- **Aim of the task**:
Please reproduce the lines below word for word, starting at the line that contains "Extract all elements" and stopping after the line that contains "reset-button[interactable]: 重置 —".

- **Collection entries**:
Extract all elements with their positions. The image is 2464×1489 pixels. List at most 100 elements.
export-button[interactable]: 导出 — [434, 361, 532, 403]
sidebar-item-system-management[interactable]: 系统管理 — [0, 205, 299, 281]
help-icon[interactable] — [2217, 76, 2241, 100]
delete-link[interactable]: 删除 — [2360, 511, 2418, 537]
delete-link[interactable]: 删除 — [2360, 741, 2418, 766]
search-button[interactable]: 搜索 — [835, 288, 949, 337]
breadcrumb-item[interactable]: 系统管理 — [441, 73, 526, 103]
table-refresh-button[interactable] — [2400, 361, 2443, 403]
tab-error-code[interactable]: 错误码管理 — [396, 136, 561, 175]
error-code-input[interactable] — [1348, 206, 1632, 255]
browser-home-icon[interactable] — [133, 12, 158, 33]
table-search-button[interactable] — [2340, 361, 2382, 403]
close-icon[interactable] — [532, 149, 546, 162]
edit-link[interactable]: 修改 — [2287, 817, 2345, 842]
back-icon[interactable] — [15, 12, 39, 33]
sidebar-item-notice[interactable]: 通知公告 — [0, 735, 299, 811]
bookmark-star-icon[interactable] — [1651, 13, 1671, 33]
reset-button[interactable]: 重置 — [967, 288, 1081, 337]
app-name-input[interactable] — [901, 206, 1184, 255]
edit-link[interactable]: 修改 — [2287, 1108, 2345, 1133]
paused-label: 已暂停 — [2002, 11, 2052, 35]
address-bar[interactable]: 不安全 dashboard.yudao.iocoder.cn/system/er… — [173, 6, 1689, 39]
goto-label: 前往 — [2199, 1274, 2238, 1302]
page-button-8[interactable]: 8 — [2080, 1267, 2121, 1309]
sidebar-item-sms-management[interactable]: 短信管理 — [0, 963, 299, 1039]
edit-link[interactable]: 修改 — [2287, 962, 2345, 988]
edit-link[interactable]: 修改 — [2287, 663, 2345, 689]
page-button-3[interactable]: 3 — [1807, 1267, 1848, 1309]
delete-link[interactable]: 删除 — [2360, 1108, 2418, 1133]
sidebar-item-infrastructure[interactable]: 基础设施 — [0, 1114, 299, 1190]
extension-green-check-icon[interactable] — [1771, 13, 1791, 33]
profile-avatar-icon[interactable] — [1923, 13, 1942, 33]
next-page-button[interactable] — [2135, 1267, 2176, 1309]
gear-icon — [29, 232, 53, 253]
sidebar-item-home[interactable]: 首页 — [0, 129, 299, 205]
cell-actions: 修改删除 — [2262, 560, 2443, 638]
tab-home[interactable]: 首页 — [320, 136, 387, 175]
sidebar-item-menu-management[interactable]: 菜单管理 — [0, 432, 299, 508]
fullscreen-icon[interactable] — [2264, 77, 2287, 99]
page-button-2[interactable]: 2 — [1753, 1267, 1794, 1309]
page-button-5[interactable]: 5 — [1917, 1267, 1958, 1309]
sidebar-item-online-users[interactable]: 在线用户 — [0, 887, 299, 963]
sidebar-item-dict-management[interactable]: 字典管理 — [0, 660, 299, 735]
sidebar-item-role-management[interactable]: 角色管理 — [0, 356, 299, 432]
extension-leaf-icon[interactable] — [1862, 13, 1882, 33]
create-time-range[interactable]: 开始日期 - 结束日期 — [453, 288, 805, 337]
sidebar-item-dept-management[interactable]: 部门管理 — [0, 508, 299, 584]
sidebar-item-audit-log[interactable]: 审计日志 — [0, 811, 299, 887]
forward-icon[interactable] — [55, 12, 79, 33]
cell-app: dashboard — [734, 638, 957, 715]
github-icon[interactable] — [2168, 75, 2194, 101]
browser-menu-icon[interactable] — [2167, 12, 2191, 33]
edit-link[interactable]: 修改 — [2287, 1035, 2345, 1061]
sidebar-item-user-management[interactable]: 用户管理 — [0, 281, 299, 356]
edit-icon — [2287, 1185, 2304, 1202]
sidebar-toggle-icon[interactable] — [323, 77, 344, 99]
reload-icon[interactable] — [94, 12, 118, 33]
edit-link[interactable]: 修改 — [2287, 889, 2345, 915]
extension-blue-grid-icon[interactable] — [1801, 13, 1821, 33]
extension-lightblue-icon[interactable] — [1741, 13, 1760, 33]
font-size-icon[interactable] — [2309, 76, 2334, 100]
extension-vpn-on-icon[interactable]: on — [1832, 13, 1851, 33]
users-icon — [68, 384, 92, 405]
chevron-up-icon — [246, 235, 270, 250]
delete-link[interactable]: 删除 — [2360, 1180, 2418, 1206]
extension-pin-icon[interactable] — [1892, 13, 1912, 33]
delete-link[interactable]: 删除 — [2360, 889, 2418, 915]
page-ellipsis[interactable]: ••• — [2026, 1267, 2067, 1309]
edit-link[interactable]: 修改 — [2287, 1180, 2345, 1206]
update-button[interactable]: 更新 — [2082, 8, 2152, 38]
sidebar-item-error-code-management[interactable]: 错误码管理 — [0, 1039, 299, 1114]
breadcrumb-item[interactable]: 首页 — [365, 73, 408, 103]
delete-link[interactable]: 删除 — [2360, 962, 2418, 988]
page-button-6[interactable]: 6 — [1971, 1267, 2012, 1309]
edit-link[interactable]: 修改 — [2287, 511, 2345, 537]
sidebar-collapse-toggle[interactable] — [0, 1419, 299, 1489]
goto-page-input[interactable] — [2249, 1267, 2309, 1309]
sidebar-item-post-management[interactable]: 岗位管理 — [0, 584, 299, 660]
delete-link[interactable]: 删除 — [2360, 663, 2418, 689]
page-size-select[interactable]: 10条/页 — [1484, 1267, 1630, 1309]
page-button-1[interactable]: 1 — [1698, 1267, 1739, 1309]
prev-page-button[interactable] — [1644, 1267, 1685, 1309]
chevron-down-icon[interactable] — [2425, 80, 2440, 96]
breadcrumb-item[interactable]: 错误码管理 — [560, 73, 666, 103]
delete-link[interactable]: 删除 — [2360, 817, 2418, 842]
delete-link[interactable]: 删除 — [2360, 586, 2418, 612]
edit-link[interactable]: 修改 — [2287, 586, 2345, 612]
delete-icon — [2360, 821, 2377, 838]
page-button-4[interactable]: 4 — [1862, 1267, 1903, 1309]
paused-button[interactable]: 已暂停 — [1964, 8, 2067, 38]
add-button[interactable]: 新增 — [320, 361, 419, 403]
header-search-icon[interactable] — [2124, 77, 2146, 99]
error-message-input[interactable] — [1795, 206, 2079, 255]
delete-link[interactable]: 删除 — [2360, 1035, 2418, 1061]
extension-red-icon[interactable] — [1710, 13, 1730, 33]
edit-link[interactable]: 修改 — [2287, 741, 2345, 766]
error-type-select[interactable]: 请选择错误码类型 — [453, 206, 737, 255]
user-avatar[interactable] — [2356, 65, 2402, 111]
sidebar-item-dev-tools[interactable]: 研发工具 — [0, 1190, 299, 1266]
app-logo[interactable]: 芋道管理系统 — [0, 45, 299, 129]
---
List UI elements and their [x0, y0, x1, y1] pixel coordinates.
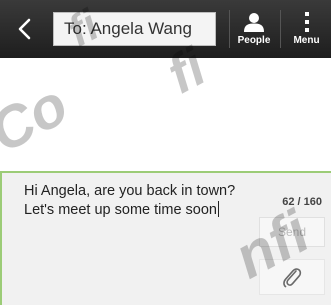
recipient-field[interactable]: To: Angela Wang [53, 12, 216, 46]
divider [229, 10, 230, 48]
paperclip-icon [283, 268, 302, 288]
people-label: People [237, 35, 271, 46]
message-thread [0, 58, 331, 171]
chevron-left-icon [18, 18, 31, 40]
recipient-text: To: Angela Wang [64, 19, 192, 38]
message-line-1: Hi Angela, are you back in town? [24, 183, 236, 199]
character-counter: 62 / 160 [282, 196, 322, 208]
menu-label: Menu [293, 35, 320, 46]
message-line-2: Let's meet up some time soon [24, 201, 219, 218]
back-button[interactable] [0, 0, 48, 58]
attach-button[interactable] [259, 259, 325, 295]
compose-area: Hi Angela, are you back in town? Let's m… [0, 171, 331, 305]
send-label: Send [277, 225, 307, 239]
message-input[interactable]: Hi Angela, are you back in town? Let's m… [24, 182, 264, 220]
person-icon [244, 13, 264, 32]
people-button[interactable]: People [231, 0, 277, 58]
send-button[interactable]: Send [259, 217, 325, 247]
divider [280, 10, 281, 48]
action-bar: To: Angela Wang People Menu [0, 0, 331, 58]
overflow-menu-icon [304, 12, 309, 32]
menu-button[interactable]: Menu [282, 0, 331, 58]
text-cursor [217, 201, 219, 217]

- **Solution**:
Extract all elements with their positions. The image is 2464×1489 pixels. List at most 100 elements.
export-button[interactable]: 导出 — [434, 361, 532, 403]
sidebar-item-system-management[interactable]: 系统管理 — [0, 205, 299, 281]
help-icon[interactable] — [2217, 76, 2241, 100]
delete-link[interactable]: 删除 — [2360, 511, 2418, 537]
delete-link[interactable]: 删除 — [2360, 741, 2418, 766]
search-button[interactable]: 搜索 — [835, 288, 949, 337]
breadcrumb-item[interactable]: 系统管理 — [441, 73, 526, 103]
table-refresh-button[interactable] — [2400, 361, 2443, 403]
tab-error-code[interactable]: 错误码管理 — [396, 136, 561, 175]
error-code-input[interactable] — [1348, 206, 1632, 255]
browser-home-icon[interactable] — [133, 12, 158, 33]
table-search-button[interactable] — [2340, 361, 2382, 403]
close-icon[interactable] — [532, 149, 546, 162]
edit-link[interactable]: 修改 — [2287, 817, 2345, 842]
back-icon[interactable] — [15, 12, 39, 33]
sidebar-item-notice[interactable]: 通知公告 — [0, 735, 299, 811]
bookmark-star-icon[interactable] — [1651, 13, 1671, 33]
reset-button[interactable]: 重置 — [967, 288, 1081, 337]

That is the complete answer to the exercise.